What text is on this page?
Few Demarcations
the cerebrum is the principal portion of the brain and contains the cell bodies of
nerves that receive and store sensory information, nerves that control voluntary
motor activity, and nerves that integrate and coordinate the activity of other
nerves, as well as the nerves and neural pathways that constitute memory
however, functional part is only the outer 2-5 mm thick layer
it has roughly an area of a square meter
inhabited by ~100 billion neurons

★ ★ ★ ★ ★ ★ ★

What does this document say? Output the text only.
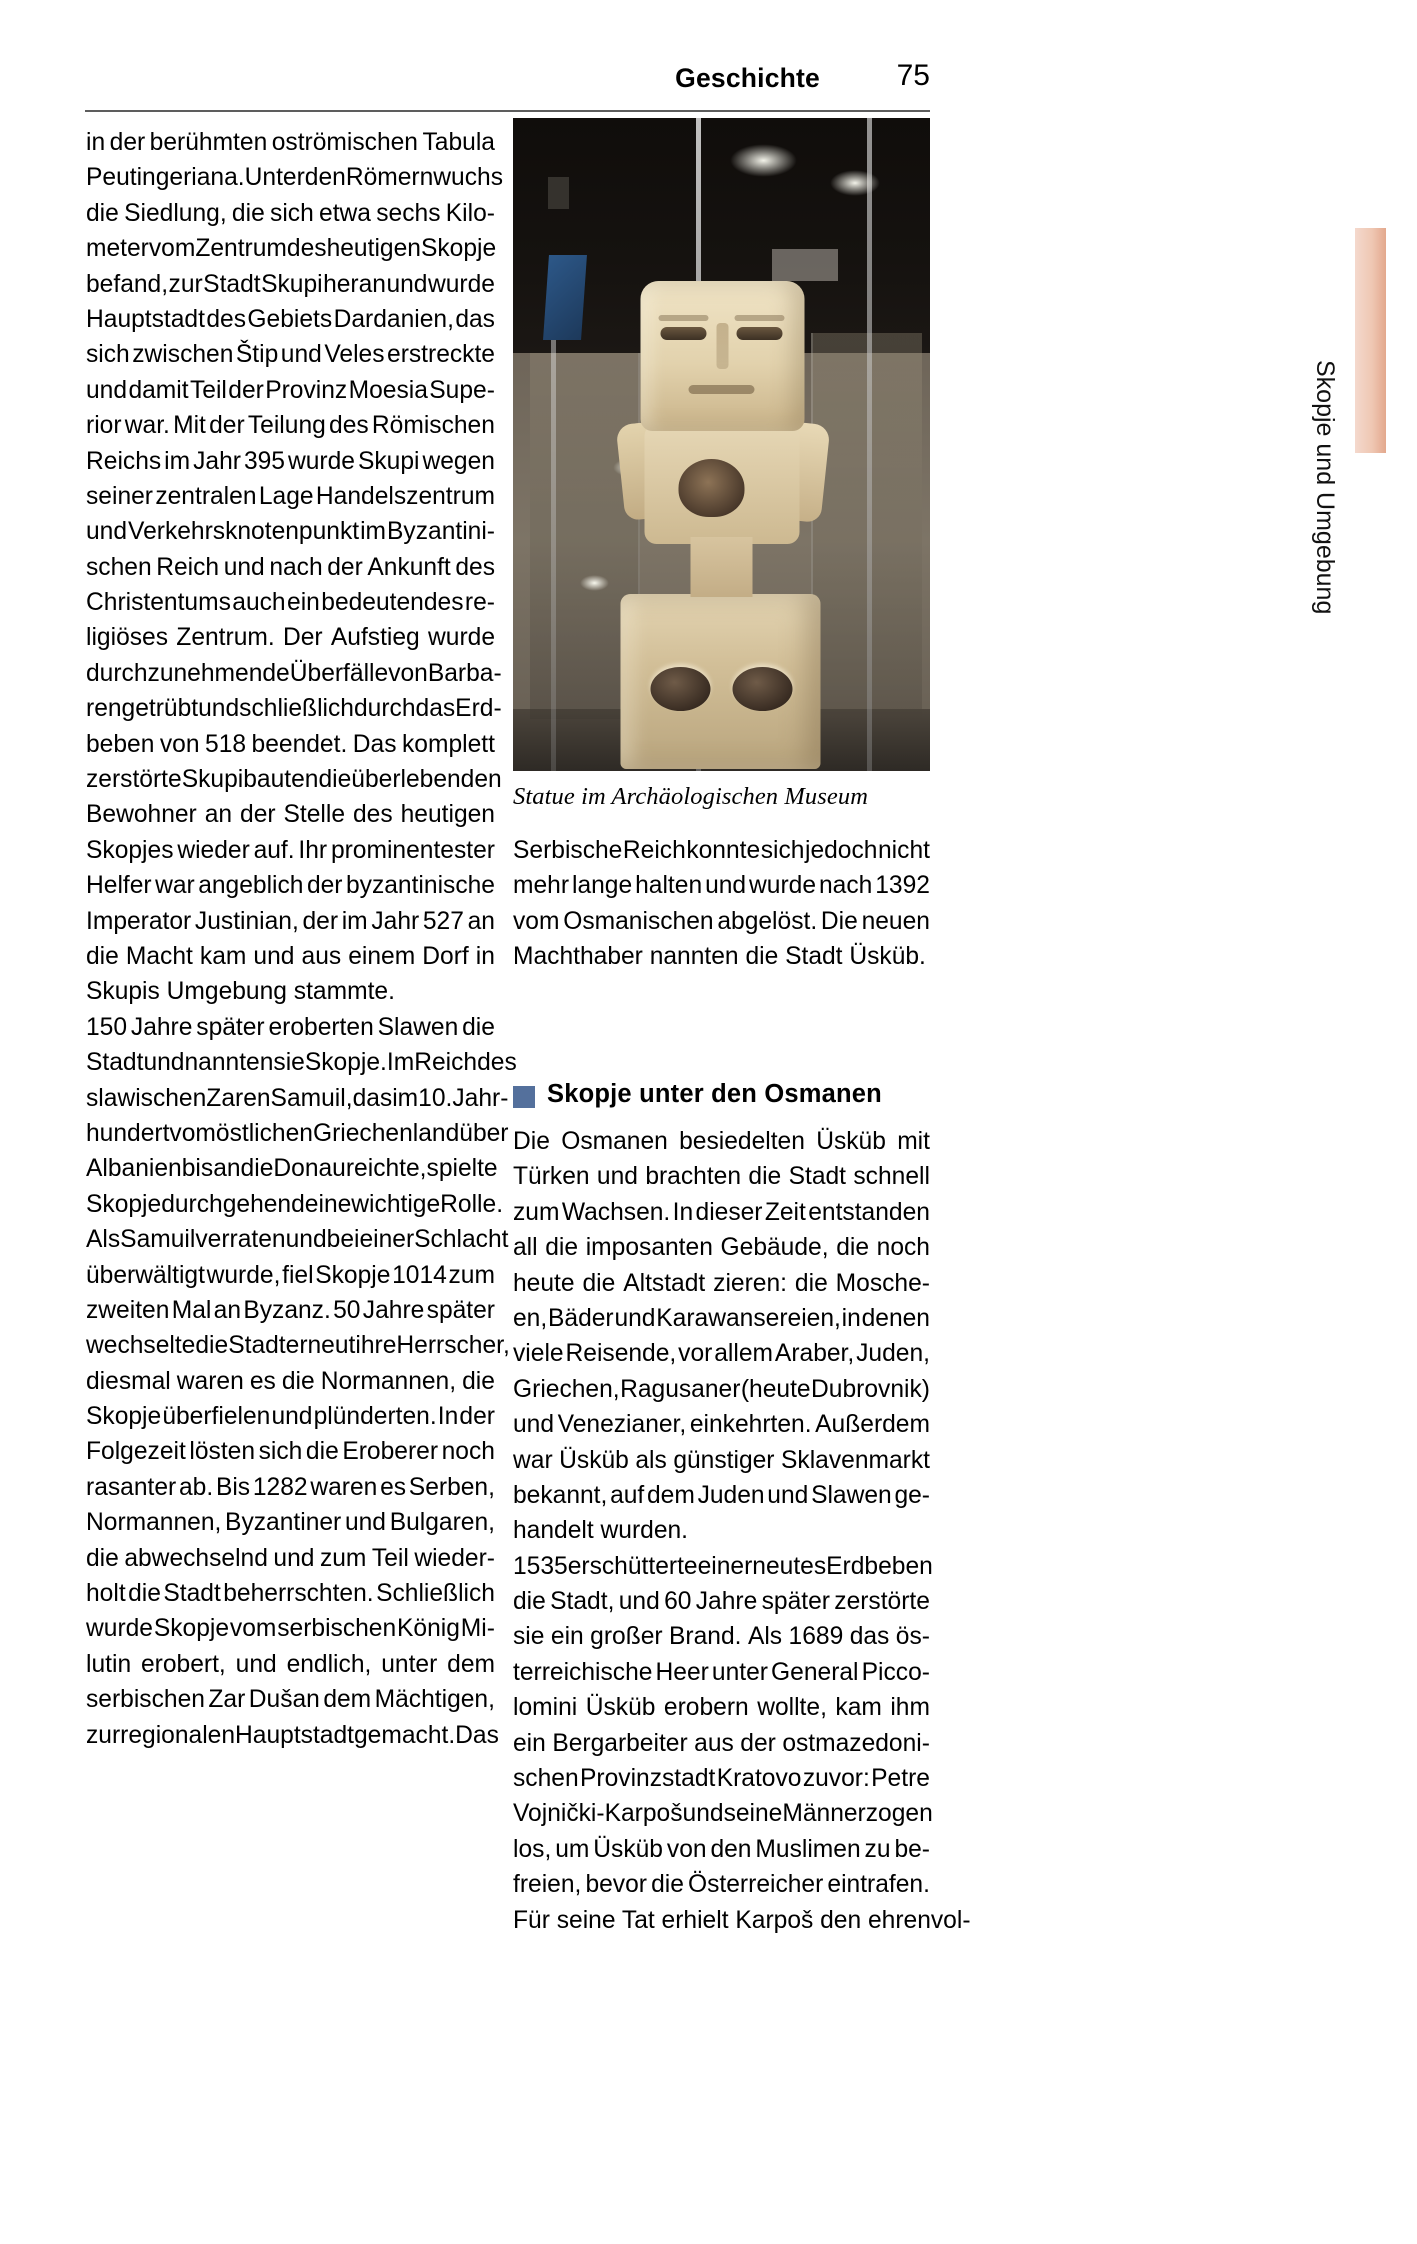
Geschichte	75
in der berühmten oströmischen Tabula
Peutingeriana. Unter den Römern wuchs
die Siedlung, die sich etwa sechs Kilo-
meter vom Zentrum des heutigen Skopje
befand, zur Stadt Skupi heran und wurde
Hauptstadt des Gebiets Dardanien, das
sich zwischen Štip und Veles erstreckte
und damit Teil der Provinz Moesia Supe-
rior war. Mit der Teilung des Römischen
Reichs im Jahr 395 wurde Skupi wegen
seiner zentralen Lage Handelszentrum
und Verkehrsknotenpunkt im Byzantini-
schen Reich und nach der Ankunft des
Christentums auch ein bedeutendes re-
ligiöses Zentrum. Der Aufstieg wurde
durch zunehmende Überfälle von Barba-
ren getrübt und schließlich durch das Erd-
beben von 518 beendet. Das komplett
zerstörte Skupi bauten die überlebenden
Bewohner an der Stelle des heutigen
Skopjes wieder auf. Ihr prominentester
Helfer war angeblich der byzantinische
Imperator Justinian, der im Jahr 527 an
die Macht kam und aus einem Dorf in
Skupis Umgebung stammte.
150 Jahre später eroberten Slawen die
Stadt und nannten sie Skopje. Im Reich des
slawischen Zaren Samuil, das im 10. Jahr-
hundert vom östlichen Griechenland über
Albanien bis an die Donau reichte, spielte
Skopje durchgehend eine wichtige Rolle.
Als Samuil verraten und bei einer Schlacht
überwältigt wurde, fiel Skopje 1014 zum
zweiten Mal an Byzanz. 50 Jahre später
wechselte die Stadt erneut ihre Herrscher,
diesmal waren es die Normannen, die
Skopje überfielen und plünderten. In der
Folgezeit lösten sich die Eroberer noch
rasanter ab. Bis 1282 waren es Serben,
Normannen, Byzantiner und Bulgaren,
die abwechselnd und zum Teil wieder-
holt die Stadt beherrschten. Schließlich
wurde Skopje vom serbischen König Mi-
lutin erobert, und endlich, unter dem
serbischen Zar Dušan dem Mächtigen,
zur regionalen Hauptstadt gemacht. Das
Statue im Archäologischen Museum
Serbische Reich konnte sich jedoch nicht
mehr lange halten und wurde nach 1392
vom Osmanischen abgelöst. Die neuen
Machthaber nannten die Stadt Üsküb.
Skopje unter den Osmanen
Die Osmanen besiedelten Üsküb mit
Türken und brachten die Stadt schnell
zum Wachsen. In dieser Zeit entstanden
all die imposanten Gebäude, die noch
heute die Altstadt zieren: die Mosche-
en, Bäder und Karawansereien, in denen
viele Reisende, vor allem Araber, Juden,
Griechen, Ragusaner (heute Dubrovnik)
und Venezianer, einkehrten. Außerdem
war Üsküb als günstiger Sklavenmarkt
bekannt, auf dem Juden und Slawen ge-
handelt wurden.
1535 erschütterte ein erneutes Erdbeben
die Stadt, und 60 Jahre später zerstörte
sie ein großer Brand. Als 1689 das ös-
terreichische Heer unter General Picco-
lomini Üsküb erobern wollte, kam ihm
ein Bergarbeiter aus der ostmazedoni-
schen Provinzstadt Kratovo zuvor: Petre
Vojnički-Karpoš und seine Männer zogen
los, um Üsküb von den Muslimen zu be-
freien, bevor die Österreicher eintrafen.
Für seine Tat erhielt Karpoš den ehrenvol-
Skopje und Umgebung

★ ★ ★ ★ ★ ★ ★

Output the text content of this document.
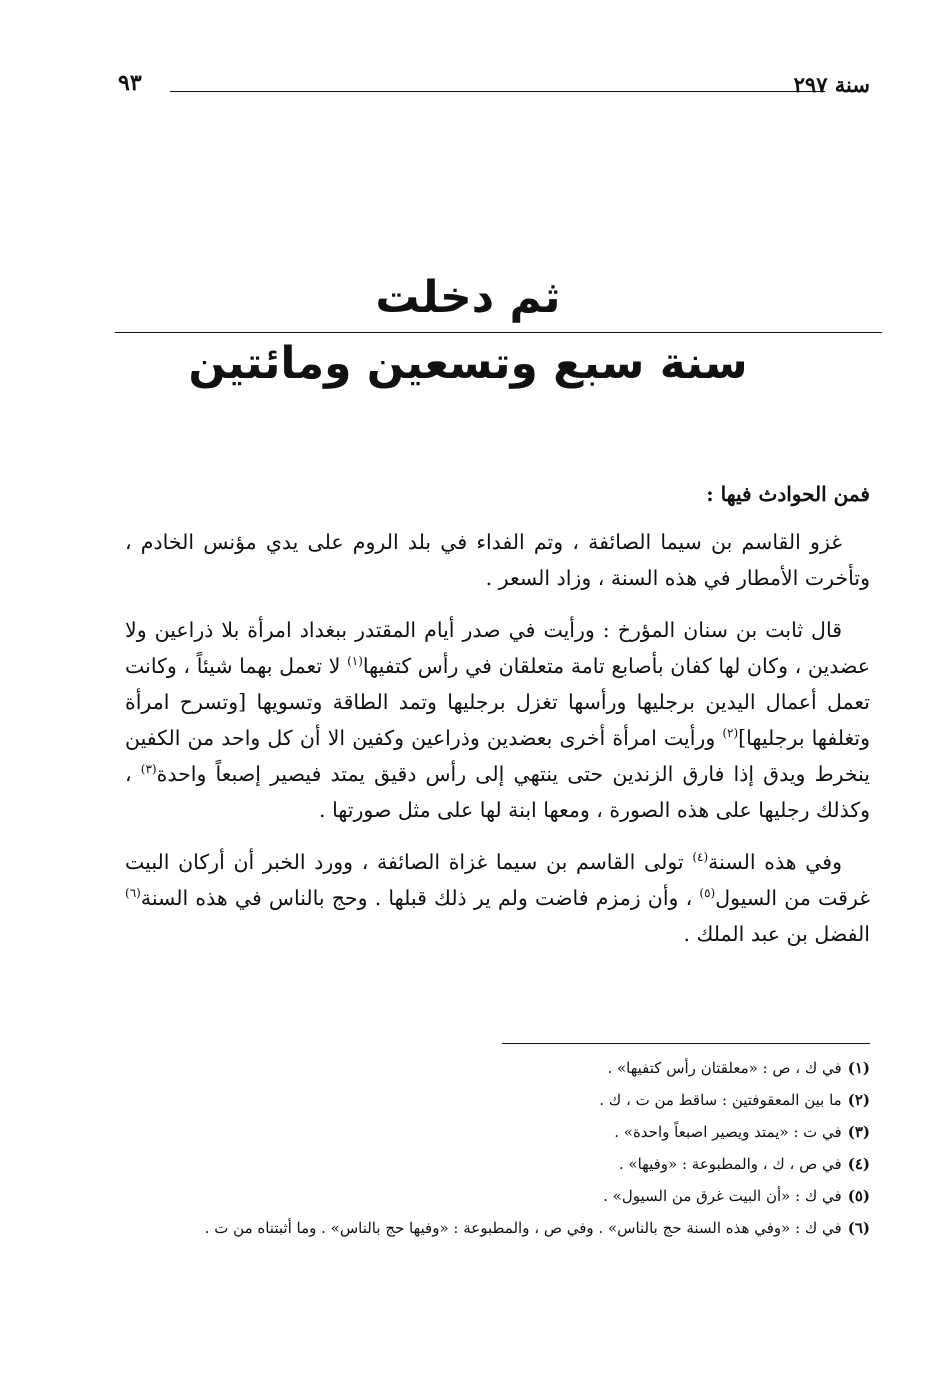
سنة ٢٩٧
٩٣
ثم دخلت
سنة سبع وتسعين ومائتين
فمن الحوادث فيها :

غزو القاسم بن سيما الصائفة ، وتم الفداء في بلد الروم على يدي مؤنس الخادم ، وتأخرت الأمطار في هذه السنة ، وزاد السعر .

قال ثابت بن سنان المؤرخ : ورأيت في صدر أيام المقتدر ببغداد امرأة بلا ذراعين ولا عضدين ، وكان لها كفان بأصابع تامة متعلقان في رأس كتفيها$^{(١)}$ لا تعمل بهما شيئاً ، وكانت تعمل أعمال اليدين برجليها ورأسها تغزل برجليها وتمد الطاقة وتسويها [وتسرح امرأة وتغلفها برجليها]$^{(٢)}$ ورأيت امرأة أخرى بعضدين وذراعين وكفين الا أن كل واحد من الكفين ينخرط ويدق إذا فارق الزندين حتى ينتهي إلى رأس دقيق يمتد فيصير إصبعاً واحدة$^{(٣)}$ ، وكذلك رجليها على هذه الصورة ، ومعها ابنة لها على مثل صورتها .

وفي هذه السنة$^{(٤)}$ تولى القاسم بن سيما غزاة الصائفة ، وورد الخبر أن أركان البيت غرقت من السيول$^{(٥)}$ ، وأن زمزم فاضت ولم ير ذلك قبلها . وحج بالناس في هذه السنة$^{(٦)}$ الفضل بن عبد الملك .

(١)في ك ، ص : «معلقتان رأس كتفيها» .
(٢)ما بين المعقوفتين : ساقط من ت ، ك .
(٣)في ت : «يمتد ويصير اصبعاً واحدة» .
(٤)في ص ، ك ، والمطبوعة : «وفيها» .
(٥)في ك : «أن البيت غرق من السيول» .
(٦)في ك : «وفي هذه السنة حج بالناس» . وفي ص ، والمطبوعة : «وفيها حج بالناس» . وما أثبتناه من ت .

★ ★ ★ ★ ★ ★ ★

Problem statement
Return all lines of the material above in which the word "البيت" occurs.

Answer in full
وفي هذه السنة$^{(٤)}$ تولى القاسم بن سيما غزاة الصائفة ، وورد الخبر أن أركان البيت غرقت من السيول$^{(٥)}$ ، وأن زمزم فاضت ولم ير ذلك قبلها . وحج بالناس في هذه السنة$^{(٦)}$ الفضل بن عبد الملك .
(٥)في ك : «أن البيت غرق من السيول» .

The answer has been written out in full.